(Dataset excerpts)
# # # # #
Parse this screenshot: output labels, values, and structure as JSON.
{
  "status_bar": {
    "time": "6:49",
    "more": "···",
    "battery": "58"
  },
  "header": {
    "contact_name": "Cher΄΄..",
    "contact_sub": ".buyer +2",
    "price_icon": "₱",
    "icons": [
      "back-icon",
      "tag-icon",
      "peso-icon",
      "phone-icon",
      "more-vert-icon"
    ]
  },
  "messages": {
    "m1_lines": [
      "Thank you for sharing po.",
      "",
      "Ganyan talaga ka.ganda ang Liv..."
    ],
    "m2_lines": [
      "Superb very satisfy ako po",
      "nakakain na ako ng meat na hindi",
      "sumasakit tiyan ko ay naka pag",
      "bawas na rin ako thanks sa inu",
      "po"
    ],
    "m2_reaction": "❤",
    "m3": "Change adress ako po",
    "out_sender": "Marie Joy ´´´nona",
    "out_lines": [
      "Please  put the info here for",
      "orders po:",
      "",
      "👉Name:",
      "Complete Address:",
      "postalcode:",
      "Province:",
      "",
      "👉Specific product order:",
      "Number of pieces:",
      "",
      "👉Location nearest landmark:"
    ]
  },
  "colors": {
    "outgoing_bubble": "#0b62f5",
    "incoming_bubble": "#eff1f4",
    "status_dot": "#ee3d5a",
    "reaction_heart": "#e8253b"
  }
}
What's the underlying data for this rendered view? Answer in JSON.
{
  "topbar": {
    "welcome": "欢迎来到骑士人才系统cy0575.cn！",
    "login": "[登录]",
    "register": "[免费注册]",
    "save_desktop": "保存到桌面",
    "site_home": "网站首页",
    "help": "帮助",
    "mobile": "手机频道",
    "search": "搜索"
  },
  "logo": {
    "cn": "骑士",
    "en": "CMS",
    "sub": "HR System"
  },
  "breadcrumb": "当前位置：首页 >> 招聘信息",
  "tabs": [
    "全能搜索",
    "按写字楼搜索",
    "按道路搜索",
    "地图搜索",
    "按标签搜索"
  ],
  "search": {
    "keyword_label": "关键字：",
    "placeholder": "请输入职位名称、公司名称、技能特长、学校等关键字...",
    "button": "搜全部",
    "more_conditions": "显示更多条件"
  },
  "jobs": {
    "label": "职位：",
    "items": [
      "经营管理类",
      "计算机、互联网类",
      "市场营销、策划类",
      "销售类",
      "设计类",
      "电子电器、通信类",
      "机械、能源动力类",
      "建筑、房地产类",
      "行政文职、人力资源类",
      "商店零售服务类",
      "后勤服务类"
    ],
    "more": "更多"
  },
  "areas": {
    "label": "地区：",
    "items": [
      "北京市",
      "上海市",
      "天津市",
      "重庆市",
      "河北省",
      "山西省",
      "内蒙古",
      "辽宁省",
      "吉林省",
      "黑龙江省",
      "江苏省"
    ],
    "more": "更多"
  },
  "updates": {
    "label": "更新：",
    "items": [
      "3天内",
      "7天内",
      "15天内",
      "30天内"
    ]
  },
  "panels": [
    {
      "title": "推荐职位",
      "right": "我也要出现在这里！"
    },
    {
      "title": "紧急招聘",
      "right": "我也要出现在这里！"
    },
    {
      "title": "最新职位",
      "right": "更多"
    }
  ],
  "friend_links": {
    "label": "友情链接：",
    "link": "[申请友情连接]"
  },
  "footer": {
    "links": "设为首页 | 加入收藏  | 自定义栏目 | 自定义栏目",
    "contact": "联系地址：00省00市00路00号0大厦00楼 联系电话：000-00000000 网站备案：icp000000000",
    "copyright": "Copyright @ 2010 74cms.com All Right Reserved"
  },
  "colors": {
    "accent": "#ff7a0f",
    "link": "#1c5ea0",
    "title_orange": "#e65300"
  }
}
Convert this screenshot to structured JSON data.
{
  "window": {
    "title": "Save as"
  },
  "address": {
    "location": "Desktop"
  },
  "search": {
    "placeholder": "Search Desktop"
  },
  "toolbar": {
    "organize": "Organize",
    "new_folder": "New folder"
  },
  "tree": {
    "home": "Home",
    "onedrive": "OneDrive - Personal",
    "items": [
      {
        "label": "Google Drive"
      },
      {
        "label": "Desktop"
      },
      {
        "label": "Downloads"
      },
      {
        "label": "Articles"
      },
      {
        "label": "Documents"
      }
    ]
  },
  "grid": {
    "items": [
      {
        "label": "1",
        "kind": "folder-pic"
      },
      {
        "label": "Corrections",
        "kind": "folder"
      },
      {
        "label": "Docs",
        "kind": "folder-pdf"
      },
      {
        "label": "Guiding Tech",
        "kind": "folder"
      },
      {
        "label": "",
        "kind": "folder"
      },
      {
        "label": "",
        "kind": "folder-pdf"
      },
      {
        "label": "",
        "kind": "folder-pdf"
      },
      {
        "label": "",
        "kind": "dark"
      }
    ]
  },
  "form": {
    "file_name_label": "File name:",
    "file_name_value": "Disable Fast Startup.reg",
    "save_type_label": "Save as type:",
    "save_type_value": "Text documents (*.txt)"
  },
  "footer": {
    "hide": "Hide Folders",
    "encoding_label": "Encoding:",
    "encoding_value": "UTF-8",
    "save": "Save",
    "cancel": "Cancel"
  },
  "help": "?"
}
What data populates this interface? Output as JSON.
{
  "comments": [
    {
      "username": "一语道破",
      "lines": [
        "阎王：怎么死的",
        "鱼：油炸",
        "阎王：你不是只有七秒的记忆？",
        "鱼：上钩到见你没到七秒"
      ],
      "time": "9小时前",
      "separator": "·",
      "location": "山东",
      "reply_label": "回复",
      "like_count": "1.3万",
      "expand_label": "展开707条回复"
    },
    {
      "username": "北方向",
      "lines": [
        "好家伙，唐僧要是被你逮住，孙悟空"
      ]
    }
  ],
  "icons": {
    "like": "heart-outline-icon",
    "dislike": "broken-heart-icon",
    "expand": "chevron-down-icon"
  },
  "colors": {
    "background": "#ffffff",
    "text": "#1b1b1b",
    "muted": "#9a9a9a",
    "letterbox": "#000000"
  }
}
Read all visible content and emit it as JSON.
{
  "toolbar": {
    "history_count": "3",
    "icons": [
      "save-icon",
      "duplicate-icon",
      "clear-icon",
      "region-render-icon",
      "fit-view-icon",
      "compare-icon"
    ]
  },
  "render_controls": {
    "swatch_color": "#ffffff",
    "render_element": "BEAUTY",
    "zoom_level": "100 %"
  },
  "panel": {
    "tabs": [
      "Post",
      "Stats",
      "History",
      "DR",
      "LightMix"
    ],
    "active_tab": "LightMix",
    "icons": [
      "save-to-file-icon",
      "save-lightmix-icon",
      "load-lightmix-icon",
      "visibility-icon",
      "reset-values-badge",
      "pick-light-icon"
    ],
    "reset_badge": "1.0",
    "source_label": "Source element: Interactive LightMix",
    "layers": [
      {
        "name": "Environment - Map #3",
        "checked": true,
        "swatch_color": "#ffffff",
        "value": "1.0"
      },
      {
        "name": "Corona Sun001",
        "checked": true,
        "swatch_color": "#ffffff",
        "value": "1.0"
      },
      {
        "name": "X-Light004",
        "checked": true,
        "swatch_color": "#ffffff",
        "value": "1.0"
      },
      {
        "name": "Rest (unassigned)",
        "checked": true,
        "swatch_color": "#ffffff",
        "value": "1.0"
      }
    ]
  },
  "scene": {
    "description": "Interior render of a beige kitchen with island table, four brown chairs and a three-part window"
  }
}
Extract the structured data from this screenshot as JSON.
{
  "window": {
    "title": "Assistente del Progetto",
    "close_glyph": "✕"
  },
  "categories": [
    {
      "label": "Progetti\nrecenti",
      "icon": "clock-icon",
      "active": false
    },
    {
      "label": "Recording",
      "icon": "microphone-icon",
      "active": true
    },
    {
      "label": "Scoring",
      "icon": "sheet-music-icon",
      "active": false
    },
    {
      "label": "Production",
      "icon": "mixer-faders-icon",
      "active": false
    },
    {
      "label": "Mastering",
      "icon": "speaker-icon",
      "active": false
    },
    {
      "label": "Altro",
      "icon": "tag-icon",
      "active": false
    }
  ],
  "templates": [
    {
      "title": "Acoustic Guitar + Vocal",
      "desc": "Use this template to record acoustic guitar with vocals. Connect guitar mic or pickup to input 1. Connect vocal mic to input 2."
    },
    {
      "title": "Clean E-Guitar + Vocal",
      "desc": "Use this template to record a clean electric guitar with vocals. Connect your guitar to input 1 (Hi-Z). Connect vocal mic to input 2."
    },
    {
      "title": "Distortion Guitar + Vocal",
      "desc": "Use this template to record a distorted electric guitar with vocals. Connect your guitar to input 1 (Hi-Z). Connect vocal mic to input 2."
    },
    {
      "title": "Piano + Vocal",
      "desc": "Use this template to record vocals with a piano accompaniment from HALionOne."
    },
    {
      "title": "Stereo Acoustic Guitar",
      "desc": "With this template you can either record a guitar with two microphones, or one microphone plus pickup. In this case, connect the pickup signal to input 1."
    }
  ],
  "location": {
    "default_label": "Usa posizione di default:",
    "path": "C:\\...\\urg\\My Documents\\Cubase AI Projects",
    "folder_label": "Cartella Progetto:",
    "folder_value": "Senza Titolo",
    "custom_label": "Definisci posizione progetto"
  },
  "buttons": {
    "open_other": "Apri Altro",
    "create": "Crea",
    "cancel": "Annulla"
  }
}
# # # # #
(What the exercise asks)
Pull out all lines containing "placeholder".

(Solution for this task)
    "placeholder": "请输入职位名称、公司名称、技能特长、学校等关键字...",
    "placeholder": "Search Desktop"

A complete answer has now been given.